TO DO
Quote all of the data exactly as given. Skip every picture it contains.

Raw records
# # # # # # #

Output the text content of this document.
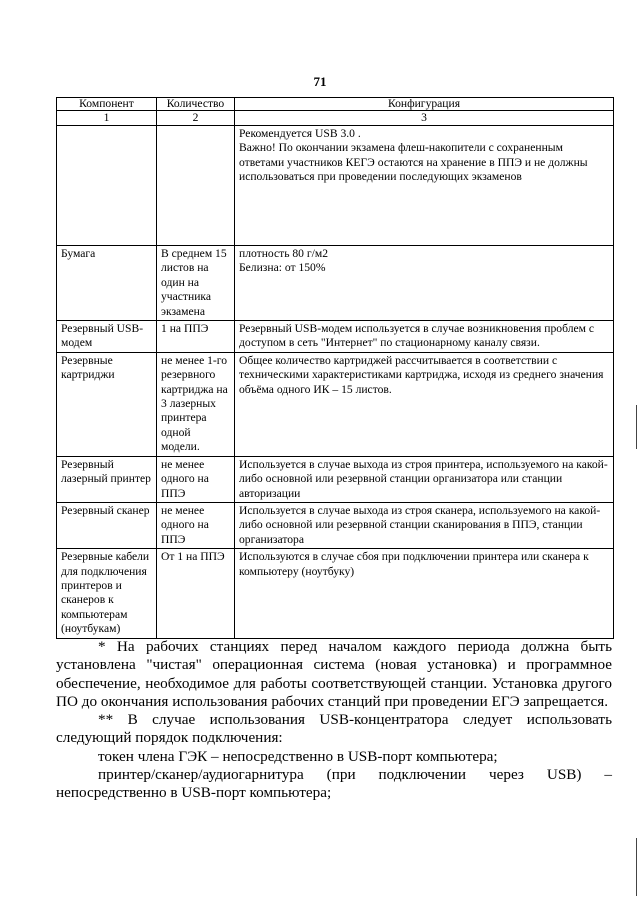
71
Компонент	Количество	Конфигурация
1	2	3

		Рекомендуется USB 3.0 .
Важно! По окончании экзамена флеш-накопители с сохраненным ответами участников КЕГЭ остаются на хранение в ППЭ и не должны использоваться при проведении последующих экзаменов

Бумага	В среднем 15 листов на один на участника экзамена	плотность 80 г/м2
Белизна: от 150%

Резервный USB-модем	1 на ППЭ	Резервный USB-модем используется в случае возникновения проблем с доступом в сеть "Интернет" по стационарному каналу связи.

Резервные картриджи	не менее 1-го резервного картриджа на 3 лазерных принтера одной модели.	Общее количество картриджей рассчитывается в соответствии с техническими характеристиками картриджа, исходя из среднего значения объёма одного ИК – 15 листов.

Резервный лазерный принтер	не менее одного на ППЭ	Используется в случае выхода из строя принтера, используемого на какой-либо основной или резервной станции организатора или станции авторизации

Резервный сканер	не менее одного на ППЭ	Используется в случае выхода из строя сканера, используемого на какой-либо основной или резервной станции сканирования в ППЭ, станции организатора

Резервные кабели для подключения принтеров и сканеров к компьютерам (ноутбукам)	От 1 на ППЭ	Используются в случае сбоя при подключении принтера или сканера к компьютеру (ноутбуку)

* На рабочих станциях перед началом каждого периода должна быть установлена "чистая" операционная система (новая установка) и программное обеспечение, необходимое для работы соответствующей станции. Установка другого ПО до окончания использования рабочих станций при проведении ЕГЭ запрещается.

** В случае использования USB-концентратора следует использовать следующий порядок подключения:

токен члена ГЭК – непосредственно в USB-порт компьютера;

принтер/сканер/аудиогарнитура (при подключении через USB) –

непосредственно в USB-порт компьютера;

# # # # # # #

WORKED ANSWER
Output the text content of this document.
71
Компонент	Количество	Конфигурация
1	2	3

		Рекомендуется USB 3.0 .
Важно! По окончании экзамена флеш-накопители с сохраненным ответами участников КЕГЭ остаются на хранение в ППЭ и не должны использоваться при проведении последующих экзаменов

Бумага	В среднем 15 листов на один на участника экзамена	плотность 80 г/м2
Белизна: от 150%

Резервный USB-модем	1 на ППЭ	Резервный USB-модем используется в случае возникновения проблем с доступом в сеть "Интернет" по стационарному каналу связи.

Резервные картриджи	не менее 1-го резервного картриджа на 3 лазерных принтера одной модели.	Общее количество картриджей рассчитывается в соответствии с техническими характеристиками картриджа, исходя из среднего значения объёма одного ИК – 15 листов.

Резервный лазерный принтер	не менее одного на ППЭ	Используется в случае выхода из строя принтера, используемого на какой-либо основной или резервной станции организатора или станции авторизации

Резервный сканер	не менее одного на ППЭ	Используется в случае выхода из строя сканера, используемого на какой-либо основной или резервной станции сканирования в ППЭ, станции организатора

Резервные кабели для подключения принтеров и сканеров к компьютерам (ноутбукам)	От 1 на ППЭ	Используются в случае сбоя при подключении принтера или сканера к компьютеру (ноутбуку)

* На рабочих станциях перед началом каждого периода должна быть установлена "чистая" операционная система (новая установка) и программное обеспечение, необходимое для работы соответствующей станции. Установка другого ПО до окончания использования рабочих станций при проведении ЕГЭ запрещается.

** В случае использования USB-концентратора следует использовать следующий порядок подключения:

токен члена ГЭК – непосредственно в USB-порт компьютера;

принтер/сканер/аудиогарнитура (при подключении через USB) –

непосредственно в USB-порт компьютера;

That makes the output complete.